**Work to do**
Copy down every line where the string "hint" shows up.

**Listed records**
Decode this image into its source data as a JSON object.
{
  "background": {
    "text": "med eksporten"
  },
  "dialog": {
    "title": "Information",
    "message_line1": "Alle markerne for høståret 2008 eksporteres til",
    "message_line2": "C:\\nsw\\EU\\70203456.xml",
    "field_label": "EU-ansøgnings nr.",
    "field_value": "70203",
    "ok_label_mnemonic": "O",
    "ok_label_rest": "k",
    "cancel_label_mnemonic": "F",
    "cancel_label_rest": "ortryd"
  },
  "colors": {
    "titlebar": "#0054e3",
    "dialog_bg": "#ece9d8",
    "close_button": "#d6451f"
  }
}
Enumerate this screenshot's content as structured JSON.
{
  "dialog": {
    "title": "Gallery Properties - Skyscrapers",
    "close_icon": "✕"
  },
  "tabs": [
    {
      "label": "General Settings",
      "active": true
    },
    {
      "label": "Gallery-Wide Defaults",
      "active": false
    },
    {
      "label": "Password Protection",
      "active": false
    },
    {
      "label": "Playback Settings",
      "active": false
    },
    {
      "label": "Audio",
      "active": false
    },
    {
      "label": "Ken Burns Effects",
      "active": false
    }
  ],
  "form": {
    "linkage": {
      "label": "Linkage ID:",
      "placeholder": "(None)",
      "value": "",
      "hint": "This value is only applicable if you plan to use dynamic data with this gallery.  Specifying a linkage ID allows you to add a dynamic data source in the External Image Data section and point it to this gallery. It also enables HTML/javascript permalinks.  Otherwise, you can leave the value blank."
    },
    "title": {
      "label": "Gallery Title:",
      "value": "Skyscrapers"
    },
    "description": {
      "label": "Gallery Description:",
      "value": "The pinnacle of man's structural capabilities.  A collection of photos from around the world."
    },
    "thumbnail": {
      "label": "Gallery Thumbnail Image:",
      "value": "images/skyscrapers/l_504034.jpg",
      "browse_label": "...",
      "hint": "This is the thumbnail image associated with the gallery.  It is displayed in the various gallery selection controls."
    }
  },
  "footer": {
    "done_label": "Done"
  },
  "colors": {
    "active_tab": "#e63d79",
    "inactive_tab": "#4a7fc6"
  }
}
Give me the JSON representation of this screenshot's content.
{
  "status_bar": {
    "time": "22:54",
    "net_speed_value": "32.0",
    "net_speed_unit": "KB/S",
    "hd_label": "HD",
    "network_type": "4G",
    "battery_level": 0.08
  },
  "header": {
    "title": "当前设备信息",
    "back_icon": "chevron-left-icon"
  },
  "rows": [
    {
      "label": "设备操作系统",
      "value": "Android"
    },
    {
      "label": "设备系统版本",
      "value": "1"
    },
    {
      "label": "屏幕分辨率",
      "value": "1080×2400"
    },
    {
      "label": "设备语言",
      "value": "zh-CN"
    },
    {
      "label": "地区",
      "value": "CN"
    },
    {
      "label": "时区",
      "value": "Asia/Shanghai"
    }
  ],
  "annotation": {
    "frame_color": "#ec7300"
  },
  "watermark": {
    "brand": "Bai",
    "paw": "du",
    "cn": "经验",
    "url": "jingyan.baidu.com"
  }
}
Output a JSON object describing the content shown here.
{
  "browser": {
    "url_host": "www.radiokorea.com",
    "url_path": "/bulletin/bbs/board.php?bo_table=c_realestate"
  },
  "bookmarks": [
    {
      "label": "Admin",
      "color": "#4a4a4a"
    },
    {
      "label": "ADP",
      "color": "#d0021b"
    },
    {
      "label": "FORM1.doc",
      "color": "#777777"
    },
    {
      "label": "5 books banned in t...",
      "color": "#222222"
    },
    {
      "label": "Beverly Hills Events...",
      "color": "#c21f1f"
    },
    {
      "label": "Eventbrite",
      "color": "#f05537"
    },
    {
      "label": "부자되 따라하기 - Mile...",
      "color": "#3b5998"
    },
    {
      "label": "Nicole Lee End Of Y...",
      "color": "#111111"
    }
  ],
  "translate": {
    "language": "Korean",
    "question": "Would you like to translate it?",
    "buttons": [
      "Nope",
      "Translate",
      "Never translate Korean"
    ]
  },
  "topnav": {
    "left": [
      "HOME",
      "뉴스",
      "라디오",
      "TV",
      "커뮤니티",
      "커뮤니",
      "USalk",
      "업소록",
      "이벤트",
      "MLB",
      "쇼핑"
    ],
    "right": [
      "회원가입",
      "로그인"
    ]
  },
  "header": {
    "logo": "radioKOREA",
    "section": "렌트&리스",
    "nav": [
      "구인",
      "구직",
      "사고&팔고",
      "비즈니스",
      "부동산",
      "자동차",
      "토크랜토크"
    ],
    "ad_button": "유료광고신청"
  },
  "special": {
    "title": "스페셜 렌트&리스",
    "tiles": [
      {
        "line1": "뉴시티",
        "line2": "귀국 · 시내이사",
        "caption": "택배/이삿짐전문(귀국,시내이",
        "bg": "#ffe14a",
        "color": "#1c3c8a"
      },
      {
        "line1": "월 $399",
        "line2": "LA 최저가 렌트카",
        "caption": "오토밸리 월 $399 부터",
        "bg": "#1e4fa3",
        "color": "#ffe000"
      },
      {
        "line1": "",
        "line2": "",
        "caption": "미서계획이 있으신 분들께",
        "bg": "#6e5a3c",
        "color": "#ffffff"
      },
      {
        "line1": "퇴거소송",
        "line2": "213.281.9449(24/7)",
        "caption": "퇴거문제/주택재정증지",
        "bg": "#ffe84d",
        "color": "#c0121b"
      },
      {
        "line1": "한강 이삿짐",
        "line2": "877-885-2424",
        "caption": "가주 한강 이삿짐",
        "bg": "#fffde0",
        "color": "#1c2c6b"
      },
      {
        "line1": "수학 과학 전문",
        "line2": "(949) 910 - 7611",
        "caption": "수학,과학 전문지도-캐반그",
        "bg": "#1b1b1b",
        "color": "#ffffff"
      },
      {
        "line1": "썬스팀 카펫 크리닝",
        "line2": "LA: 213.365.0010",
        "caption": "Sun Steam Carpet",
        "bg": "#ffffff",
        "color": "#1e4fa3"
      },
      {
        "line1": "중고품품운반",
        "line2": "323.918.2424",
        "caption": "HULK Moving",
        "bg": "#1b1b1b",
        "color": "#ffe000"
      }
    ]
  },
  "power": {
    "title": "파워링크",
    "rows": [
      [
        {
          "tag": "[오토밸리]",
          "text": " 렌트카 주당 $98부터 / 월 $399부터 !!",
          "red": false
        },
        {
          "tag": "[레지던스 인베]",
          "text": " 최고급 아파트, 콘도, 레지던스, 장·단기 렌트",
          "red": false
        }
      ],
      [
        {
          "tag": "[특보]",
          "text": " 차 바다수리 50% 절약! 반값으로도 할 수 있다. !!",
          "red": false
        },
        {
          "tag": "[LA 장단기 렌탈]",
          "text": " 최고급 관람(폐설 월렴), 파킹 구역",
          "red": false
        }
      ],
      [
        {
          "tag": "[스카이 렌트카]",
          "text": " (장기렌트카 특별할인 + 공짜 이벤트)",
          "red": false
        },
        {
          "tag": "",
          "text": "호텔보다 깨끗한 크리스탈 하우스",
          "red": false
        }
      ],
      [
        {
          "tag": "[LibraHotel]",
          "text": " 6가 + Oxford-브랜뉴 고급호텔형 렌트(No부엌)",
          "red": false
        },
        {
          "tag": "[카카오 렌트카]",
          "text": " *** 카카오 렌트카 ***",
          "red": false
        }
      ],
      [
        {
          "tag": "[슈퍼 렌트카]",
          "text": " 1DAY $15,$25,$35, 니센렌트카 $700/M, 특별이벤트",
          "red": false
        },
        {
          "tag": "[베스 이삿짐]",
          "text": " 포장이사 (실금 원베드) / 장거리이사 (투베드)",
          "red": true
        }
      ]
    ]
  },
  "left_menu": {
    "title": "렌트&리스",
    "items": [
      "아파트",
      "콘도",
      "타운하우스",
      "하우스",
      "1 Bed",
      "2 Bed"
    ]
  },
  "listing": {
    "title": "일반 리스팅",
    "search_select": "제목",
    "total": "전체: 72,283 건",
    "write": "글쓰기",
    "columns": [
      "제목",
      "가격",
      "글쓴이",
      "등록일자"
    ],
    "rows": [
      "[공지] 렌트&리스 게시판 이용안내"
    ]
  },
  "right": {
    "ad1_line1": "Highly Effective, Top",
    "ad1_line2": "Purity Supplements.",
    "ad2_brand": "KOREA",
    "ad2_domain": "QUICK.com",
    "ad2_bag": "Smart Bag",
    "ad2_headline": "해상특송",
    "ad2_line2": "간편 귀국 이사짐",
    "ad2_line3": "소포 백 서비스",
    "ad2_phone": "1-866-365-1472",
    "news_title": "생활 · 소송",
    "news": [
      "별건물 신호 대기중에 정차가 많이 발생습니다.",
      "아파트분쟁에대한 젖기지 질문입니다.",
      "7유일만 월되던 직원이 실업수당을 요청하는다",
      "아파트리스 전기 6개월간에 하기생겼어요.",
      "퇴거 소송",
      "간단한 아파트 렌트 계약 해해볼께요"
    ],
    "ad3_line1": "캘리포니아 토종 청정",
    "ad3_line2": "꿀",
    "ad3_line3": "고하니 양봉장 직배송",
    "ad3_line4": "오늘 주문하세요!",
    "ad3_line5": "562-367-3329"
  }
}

**Result of this exercise**
      "hint": "This value is only applicable if you plan to use dynamic data with this gallery.  Specifying a linkage ID allows you to add a dynamic data source in the External Image Data section and point it to this gallery. It also enables HTML/javascript permalinks.  Otherwise, you can leave the value blank."
      "hint": "This is the thumbnail image associated with the gallery.  It is displayed in the various gallery selection controls."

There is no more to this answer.